- **SHORT TASK**: Reproduce the data in its entirety, exactly as supplied.

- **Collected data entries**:

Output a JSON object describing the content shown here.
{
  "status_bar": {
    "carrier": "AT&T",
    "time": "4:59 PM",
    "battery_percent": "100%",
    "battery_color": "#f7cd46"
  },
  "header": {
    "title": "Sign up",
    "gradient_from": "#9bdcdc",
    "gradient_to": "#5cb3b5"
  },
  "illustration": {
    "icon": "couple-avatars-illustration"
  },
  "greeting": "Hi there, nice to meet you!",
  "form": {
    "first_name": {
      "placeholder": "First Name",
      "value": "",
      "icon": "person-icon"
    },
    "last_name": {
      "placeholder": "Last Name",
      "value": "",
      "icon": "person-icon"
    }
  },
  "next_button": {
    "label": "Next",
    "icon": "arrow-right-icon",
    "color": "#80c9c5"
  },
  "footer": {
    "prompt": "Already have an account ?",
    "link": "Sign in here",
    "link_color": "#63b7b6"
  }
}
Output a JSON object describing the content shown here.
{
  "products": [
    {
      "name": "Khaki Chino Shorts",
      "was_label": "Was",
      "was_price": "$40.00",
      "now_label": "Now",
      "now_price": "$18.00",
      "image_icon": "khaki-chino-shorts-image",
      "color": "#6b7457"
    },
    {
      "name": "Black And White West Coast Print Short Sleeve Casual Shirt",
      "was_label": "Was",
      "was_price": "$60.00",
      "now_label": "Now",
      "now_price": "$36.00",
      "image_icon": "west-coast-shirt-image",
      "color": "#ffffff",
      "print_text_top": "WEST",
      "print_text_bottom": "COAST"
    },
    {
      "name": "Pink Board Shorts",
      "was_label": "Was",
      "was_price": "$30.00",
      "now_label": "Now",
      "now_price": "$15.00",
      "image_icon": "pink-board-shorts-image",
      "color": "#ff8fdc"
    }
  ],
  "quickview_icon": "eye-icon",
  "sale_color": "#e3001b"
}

- **THE ANSWER**:
Output a JSON object describing the content shown here.
{
  "status_bar": {
    "carrier": "AT&T",
    "time": "4:59 PM",
    "battery_percent": "100%",
    "battery_color": "#f7cd46"
  },
  "header": {
    "title": "Sign up",
    "gradient_from": "#9bdcdc",
    "gradient_to": "#5cb3b5"
  },
  "illustration": {
    "icon": "couple-avatars-illustration"
  },
  "greeting": "Hi there, nice to meet you!",
  "form": {
    "first_name": {
      "placeholder": "First Name",
      "value": "",
      "icon": "person-icon"
    },
    "last_name": {
      "placeholder": "Last Name",
      "value": "",
      "icon": "person-icon"
    }
  },
  "next_button": {
    "label": "Next",
    "icon": "arrow-right-icon",
    "color": "#80c9c5"
  },
  "footer": {
    "prompt": "Already have an account ?",
    "link": "Sign in here",
    "link_color": "#63b7b6"
  }
}
Output a JSON object describing the content shown here.
{
  "products": [
    {
      "name": "Khaki Chino Shorts",
      "was_label": "Was",
      "was_price": "$40.00",
      "now_label": "Now",
      "now_price": "$18.00",
      "image_icon": "khaki-chino-shorts-image",
      "color": "#6b7457"
    },
    {
      "name": "Black And White West Coast Print Short Sleeve Casual Shirt",
      "was_label": "Was",
      "was_price": "$60.00",
      "now_label": "Now",
      "now_price": "$36.00",
      "image_icon": "west-coast-shirt-image",
      "color": "#ffffff",
      "print_text_top": "WEST",
      "print_text_bottom": "COAST"
    },
    {
      "name": "Pink Board Shorts",
      "was_label": "Was",
      "was_price": "$30.00",
      "now_label": "Now",
      "now_price": "$15.00",
      "image_icon": "pink-board-shorts-image",
      "color": "#ff8fdc"
    }
  ],
  "quickview_icon": "eye-icon",
  "sale_color": "#e3001b"
}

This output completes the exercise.